• Short problem
Transcribe each of the records below exactly, excluding all pictures.

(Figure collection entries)
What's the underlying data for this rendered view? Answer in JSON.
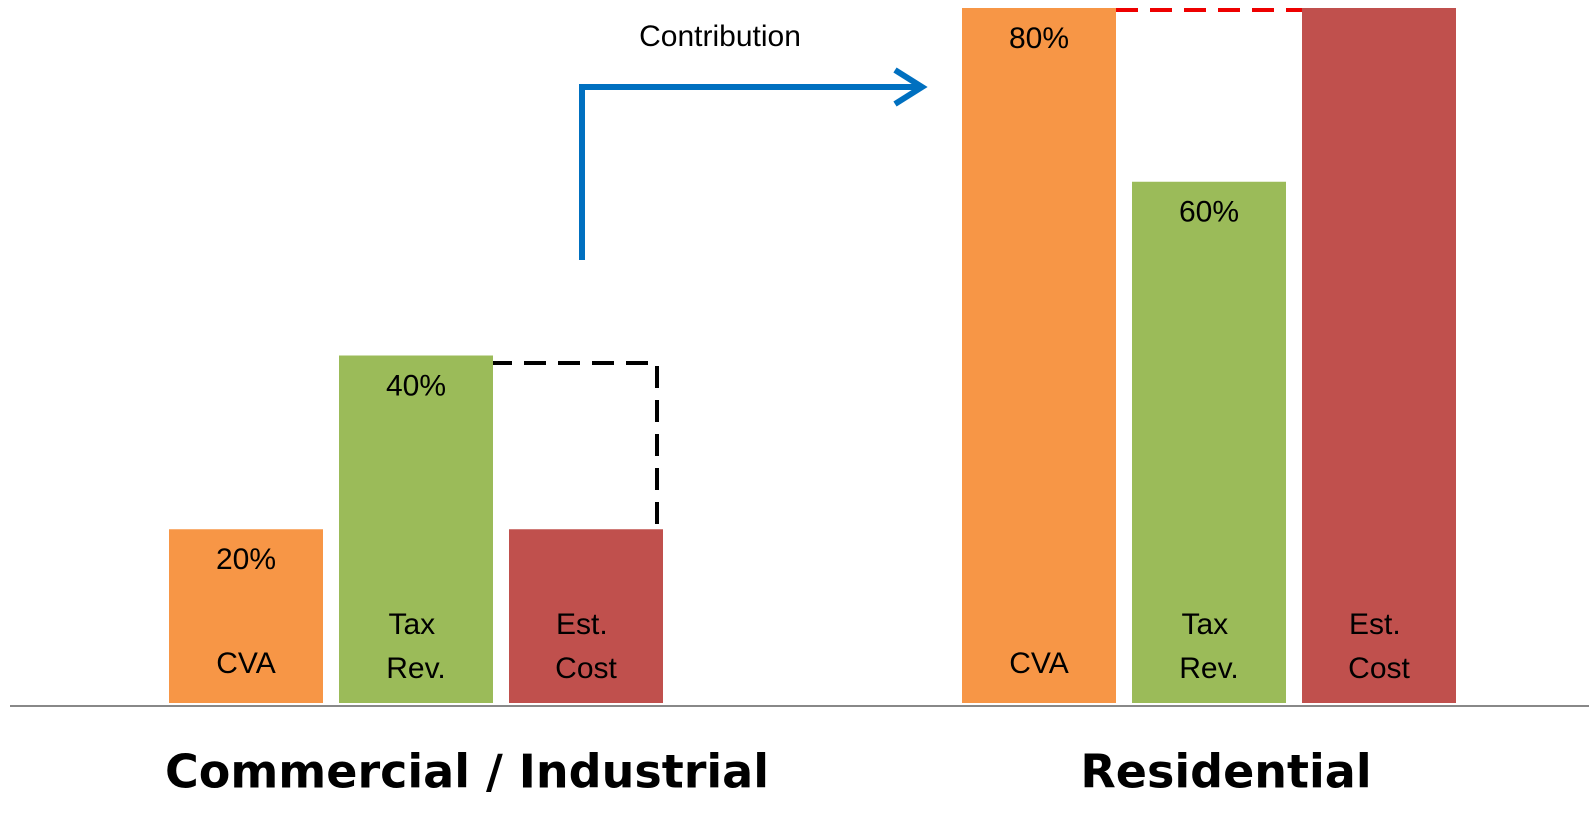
{
  "chart_data": {
    "type": "bar",
    "annotation": "Contribution",
    "categories": [
      "Commercial / Industrial",
      "Residential"
    ],
    "series": [
      {
        "name": "CVA",
        "color": "#f79646",
        "values": [
          20,
          80
        ],
        "value_labels": [
          "20%",
          "80%"
        ]
      },
      {
        "name": "Tax Rev.",
        "color": "#9bbb59",
        "values": [
          40,
          60
        ],
        "value_labels": [
          "40%",
          "60%"
        ]
      },
      {
        "name": "Est. Cost",
        "color": "#c0504d",
        "values": [
          20,
          80
        ],
        "value_labels": [
          null,
          null
        ]
      }
    ],
    "ylim": [
      0,
      80
    ]
  }
}
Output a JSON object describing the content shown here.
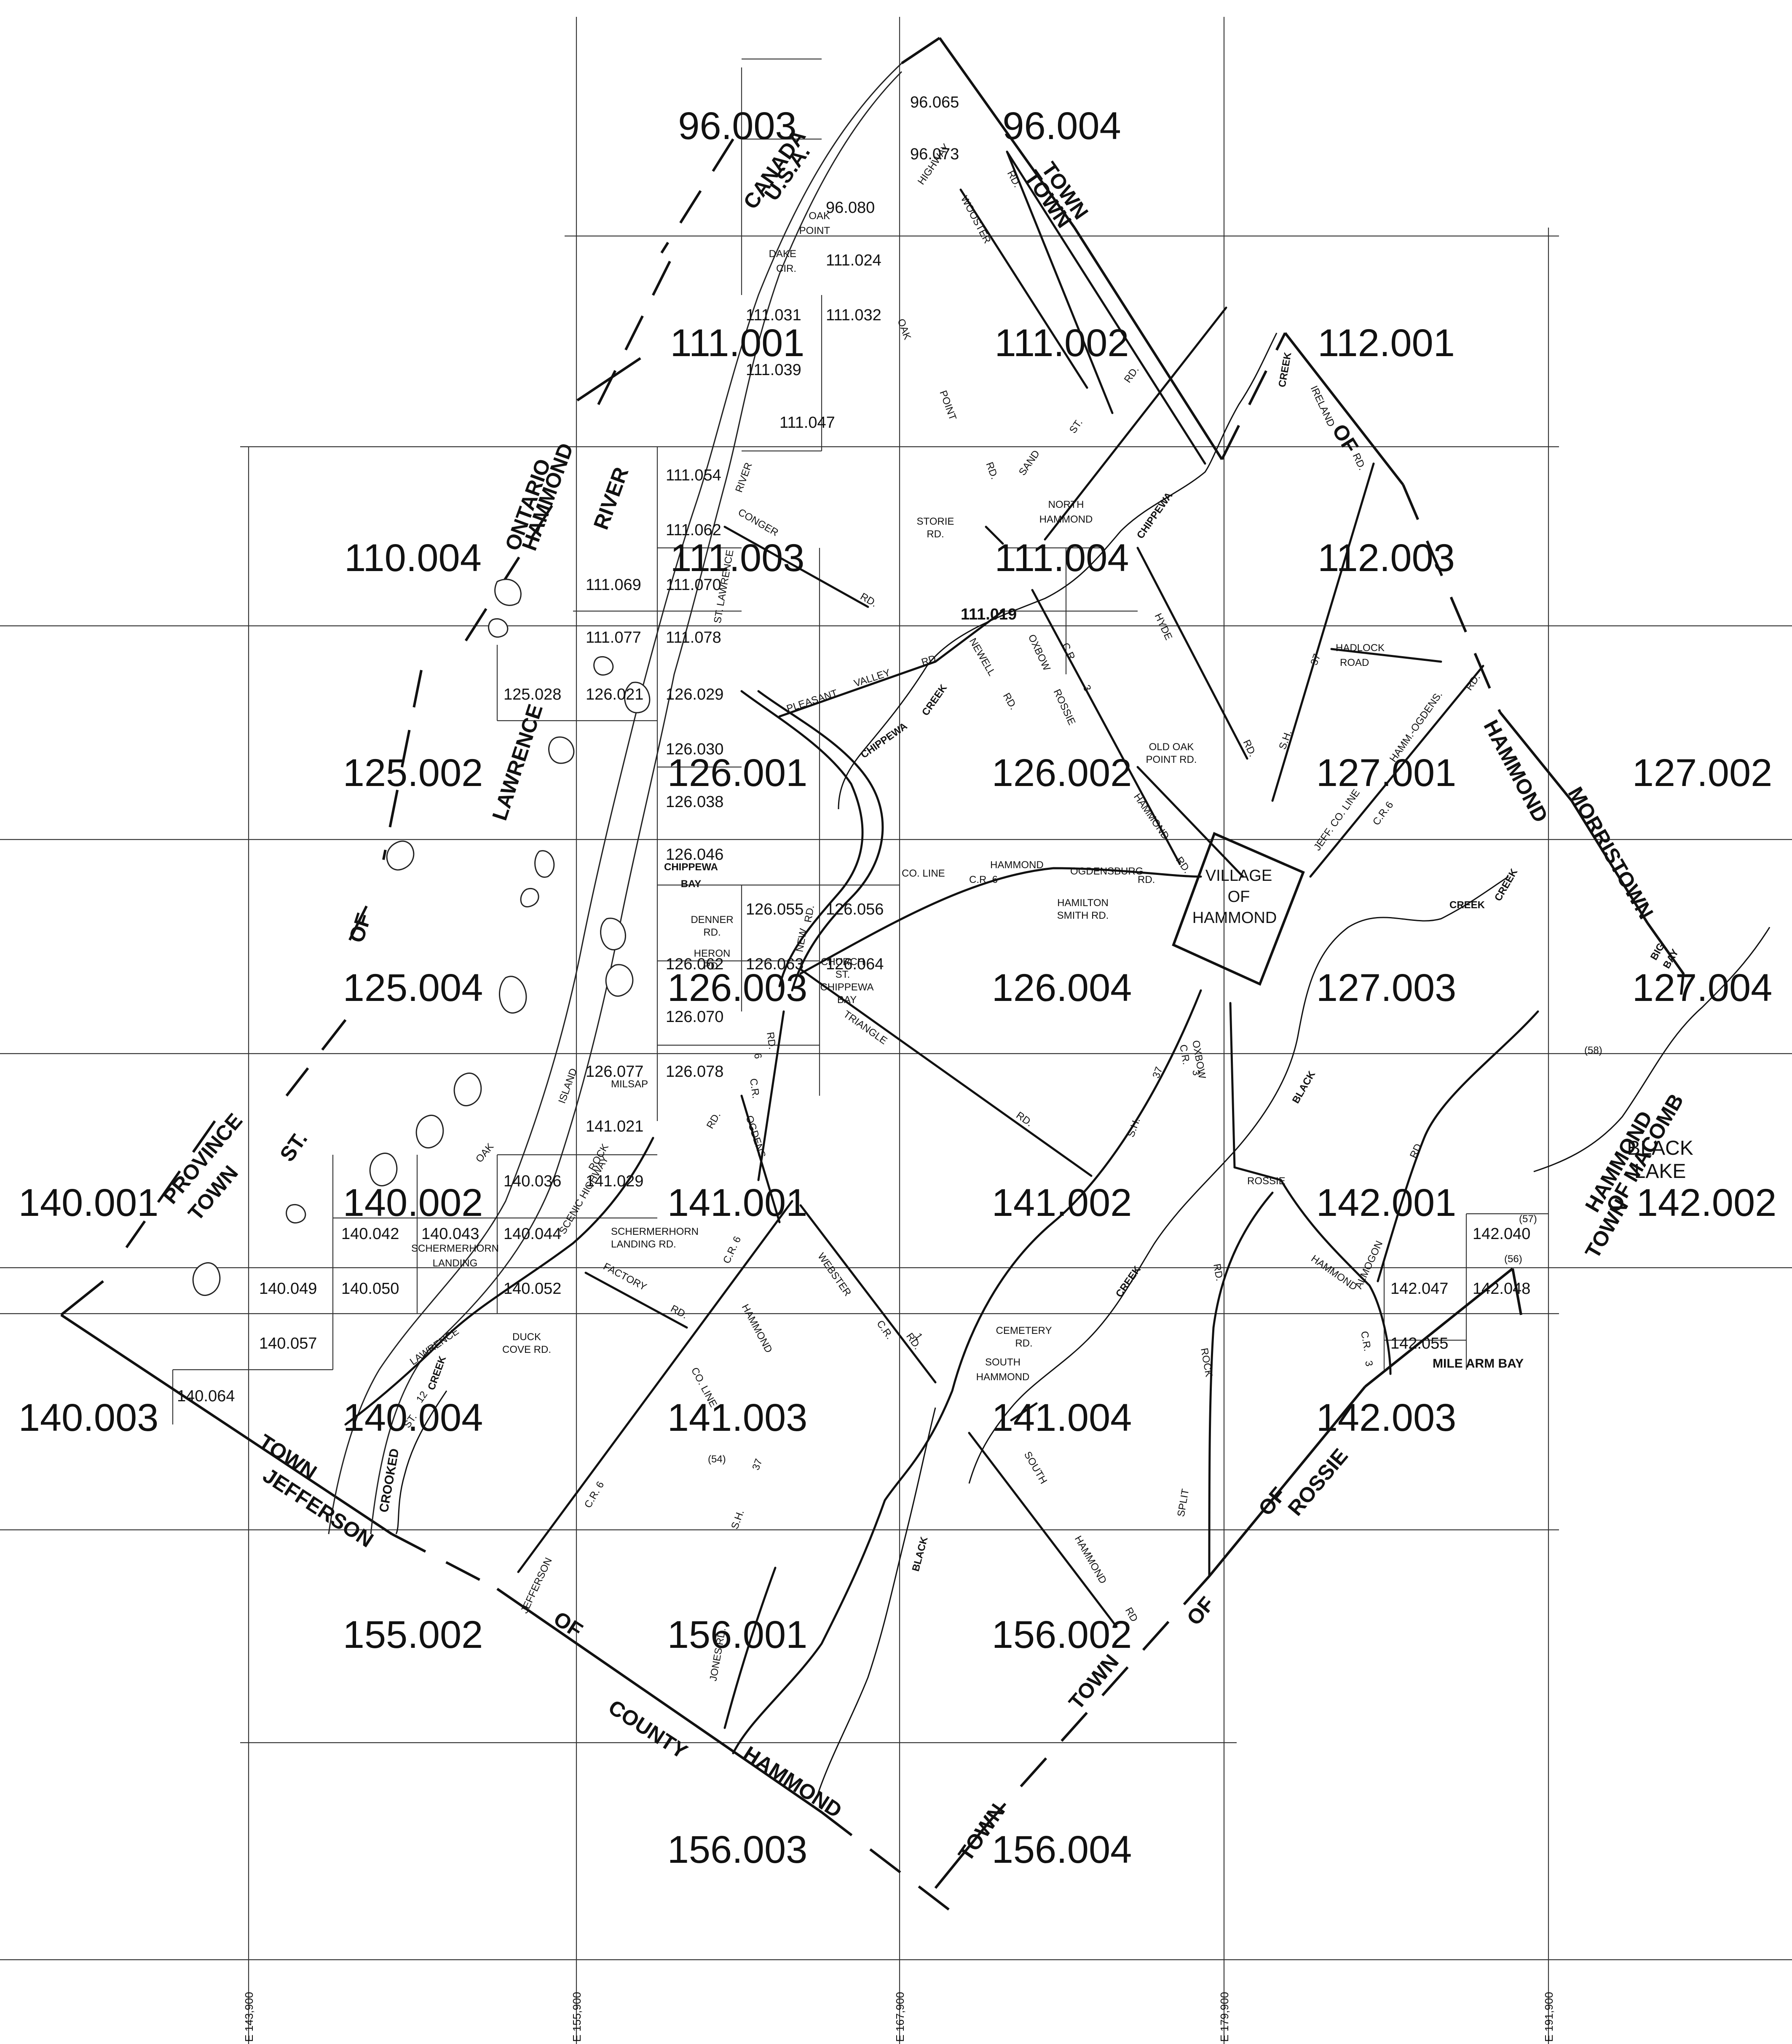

• Solution to this exercise
What's the underlying data for this rendered view? Answer in JSON.
{
  "chart_data": {
    "type": "bar",
    "annotation": "Contribution",
    "categories": [
      "Commercial / Industrial",
      "Residential"
    ],
    "series": [
      {
        "name": "CVA",
        "color": "#f79646",
        "values": [
          20,
          80
        ],
        "value_labels": [
          "20%",
          "80%"
        ]
      },
      {
        "name": "Tax Rev.",
        "color": "#9bbb59",
        "values": [
          40,
          60
        ],
        "value_labels": [
          "40%",
          "60%"
        ]
      },
      {
        "name": "Est. Cost",
        "color": "#c0504d",
        "values": [
          20,
          80
        ],
        "value_labels": [
          null,
          null
        ]
      }
    ],
    "ylim": [
      0,
      80
    ]
  }
}
Output a JSON object describing the content shown here.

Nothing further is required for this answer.